→ What you should do:
State the number of lines that include the string "health", and write nothing else.

*****

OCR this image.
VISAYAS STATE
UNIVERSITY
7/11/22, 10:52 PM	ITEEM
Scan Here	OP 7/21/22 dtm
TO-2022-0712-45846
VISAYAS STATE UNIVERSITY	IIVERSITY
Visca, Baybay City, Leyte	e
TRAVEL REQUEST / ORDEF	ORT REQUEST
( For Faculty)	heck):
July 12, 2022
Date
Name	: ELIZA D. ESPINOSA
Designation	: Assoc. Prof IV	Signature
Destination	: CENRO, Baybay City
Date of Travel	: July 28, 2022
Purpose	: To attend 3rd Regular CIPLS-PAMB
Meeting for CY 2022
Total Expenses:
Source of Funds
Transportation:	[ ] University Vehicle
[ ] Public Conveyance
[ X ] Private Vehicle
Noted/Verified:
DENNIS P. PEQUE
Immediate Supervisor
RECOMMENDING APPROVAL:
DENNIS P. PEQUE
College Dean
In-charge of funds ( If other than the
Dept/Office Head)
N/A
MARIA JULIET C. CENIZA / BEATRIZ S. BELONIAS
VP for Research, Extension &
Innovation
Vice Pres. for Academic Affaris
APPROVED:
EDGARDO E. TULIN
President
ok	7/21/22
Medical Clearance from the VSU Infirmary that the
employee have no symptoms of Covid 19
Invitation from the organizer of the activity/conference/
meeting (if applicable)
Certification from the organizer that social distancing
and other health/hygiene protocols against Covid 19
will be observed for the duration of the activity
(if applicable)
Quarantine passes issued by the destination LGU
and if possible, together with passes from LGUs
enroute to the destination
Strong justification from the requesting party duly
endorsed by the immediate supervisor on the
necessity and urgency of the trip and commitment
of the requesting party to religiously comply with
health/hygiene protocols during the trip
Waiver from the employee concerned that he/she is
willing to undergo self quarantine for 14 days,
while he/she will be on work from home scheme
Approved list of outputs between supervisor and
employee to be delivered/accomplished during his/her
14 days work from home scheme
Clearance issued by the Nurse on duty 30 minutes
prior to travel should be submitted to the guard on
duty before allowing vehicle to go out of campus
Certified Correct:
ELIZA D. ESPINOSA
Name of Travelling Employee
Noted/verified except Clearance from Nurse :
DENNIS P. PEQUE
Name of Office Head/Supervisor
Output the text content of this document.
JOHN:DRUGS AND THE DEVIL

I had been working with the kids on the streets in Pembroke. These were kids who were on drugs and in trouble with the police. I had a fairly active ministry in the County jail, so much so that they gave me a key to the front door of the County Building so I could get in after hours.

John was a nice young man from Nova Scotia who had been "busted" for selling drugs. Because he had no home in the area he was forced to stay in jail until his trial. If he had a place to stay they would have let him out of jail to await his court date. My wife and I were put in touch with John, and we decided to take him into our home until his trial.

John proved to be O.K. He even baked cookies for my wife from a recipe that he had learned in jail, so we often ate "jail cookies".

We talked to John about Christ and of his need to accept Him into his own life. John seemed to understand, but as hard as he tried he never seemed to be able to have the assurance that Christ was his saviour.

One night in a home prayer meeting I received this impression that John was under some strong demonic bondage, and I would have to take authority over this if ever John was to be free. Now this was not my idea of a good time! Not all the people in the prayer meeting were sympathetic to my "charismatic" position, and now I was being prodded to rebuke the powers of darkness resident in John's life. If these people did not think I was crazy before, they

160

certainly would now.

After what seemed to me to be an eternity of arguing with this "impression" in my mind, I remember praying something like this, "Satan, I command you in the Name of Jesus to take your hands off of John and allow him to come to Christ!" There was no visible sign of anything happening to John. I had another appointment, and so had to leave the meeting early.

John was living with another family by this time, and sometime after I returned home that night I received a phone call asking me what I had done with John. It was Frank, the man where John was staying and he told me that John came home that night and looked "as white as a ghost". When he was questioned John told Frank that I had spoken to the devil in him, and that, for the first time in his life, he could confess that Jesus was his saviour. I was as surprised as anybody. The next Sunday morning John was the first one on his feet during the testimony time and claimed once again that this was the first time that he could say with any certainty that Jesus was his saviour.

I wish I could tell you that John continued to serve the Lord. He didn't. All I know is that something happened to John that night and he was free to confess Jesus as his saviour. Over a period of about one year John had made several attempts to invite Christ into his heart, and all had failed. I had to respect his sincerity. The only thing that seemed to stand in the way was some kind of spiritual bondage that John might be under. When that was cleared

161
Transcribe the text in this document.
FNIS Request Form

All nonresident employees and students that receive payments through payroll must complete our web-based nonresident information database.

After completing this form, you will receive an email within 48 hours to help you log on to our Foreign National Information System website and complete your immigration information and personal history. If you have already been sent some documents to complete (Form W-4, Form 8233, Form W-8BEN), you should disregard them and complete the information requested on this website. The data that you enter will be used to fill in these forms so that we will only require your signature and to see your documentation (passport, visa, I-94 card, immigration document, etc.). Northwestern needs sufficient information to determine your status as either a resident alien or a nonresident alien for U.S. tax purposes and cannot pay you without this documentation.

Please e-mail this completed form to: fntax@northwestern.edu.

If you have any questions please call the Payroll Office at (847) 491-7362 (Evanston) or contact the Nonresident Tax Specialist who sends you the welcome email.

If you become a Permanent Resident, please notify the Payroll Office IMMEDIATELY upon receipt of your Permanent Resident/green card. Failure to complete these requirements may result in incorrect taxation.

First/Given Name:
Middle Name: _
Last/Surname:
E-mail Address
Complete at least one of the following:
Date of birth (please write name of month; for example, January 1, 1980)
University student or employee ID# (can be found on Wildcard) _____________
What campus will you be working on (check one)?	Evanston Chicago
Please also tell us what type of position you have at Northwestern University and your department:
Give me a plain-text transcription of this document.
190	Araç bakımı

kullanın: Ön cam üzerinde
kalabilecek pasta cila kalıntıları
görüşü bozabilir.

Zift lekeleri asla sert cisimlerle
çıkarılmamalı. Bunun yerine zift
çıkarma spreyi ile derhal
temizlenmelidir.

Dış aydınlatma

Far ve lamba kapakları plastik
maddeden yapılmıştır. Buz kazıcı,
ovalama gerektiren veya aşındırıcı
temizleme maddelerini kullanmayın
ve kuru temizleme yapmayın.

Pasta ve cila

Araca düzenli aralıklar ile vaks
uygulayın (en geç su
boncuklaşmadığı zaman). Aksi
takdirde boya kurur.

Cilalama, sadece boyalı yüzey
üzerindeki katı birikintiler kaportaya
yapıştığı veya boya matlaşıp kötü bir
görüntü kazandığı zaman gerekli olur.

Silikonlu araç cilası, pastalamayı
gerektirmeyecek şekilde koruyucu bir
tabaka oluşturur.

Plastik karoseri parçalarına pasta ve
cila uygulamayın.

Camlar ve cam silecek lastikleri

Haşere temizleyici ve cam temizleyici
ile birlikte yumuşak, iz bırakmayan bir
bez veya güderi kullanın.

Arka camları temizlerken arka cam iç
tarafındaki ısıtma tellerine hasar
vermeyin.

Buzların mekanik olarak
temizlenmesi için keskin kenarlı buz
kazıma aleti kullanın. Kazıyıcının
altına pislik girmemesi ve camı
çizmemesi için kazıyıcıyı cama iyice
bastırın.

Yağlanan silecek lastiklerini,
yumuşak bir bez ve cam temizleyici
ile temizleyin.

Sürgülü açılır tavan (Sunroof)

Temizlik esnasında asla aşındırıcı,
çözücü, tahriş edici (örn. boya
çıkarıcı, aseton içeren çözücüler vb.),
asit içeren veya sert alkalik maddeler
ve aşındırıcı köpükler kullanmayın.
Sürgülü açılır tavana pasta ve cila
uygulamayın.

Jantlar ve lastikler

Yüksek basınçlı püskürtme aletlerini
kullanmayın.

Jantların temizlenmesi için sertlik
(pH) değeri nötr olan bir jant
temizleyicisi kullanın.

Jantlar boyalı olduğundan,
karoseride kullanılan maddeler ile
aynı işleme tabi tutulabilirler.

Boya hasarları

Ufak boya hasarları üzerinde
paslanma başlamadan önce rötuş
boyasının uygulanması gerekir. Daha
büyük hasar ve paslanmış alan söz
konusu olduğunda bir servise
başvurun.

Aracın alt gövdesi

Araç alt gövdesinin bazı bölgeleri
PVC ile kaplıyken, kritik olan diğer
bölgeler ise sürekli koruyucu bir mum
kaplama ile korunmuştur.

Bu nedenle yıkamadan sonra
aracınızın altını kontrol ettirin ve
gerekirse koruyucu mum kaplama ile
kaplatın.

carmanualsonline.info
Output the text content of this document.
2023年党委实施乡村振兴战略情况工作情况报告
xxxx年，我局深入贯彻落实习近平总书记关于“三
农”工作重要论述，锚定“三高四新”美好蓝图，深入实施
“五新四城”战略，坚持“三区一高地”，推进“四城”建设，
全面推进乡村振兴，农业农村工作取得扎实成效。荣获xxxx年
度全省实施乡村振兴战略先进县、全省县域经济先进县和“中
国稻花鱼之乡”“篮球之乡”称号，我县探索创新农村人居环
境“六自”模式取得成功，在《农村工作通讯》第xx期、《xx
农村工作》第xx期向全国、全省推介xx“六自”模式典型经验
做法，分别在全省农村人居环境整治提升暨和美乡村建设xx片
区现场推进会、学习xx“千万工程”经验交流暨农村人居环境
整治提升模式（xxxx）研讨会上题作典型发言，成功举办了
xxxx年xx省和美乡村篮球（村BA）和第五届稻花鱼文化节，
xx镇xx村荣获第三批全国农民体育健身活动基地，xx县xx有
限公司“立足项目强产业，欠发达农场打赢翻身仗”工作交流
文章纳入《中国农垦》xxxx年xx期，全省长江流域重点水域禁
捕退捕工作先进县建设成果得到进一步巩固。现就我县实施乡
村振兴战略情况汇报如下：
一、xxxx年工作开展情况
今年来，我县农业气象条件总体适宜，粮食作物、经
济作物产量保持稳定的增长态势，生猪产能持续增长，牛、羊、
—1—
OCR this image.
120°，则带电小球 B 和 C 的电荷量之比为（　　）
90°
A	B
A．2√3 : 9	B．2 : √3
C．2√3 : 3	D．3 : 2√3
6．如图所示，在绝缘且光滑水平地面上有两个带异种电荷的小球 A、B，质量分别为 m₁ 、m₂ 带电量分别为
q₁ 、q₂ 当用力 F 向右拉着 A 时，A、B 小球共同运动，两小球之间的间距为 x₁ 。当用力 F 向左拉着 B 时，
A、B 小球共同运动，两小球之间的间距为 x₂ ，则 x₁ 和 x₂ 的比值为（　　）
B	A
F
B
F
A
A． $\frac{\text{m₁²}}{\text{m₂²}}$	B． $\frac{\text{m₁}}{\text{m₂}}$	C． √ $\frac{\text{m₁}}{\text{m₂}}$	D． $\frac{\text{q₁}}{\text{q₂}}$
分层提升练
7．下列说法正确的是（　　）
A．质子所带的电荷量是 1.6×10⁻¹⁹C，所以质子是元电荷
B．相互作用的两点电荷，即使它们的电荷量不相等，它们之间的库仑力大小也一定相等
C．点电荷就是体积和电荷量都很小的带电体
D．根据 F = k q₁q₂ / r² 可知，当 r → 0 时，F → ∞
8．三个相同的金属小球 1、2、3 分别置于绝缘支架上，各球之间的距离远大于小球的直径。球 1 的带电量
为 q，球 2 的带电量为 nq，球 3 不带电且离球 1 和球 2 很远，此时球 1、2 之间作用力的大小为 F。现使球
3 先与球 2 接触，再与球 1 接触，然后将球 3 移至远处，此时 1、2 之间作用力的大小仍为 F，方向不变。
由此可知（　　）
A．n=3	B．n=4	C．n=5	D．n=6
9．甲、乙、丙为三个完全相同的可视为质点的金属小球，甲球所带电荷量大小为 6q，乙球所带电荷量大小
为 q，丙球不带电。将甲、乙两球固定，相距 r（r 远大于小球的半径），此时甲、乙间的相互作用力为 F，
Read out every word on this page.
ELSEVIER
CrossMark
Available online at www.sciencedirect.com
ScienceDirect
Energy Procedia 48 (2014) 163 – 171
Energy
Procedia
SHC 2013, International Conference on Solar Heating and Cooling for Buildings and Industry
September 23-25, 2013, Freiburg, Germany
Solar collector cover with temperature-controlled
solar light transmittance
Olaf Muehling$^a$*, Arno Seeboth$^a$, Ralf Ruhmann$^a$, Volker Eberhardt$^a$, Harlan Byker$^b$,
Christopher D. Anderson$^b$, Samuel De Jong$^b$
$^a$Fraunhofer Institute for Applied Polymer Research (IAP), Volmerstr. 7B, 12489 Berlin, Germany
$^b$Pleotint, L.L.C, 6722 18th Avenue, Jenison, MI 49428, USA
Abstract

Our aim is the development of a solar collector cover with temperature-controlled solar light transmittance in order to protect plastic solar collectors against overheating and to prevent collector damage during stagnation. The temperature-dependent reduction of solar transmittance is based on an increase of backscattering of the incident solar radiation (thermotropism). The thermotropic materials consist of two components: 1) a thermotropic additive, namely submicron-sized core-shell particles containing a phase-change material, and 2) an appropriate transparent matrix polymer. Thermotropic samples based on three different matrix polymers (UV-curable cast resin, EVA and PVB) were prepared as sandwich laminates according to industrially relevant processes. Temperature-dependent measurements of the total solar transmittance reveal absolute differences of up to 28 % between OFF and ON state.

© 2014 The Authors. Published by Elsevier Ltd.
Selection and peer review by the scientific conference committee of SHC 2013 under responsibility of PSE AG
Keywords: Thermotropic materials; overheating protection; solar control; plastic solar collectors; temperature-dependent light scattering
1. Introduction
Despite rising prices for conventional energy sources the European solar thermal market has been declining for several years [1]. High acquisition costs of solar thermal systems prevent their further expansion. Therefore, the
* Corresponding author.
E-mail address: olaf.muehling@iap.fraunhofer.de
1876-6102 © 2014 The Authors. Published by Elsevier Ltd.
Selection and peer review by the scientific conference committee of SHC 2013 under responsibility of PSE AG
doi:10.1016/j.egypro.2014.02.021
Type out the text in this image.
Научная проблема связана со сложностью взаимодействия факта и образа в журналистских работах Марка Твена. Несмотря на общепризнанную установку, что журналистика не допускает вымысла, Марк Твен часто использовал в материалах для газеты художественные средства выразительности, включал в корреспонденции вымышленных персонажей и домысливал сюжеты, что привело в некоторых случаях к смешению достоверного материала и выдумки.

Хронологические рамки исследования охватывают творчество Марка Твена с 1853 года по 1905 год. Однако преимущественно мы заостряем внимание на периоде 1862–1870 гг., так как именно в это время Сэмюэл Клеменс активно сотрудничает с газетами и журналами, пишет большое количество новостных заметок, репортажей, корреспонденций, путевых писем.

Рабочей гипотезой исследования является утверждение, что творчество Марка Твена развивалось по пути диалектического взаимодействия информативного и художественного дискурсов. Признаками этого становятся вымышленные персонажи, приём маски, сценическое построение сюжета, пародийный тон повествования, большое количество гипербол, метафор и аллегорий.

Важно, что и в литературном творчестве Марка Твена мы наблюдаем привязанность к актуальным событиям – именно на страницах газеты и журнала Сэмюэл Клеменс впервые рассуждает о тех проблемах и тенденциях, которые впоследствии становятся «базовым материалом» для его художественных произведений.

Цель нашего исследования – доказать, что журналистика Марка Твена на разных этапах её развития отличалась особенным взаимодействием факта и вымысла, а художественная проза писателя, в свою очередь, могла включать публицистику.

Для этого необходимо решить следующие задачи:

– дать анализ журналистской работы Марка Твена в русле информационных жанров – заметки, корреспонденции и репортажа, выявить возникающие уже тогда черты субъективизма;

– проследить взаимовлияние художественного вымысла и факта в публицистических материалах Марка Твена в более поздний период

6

*****

→ Solution:
2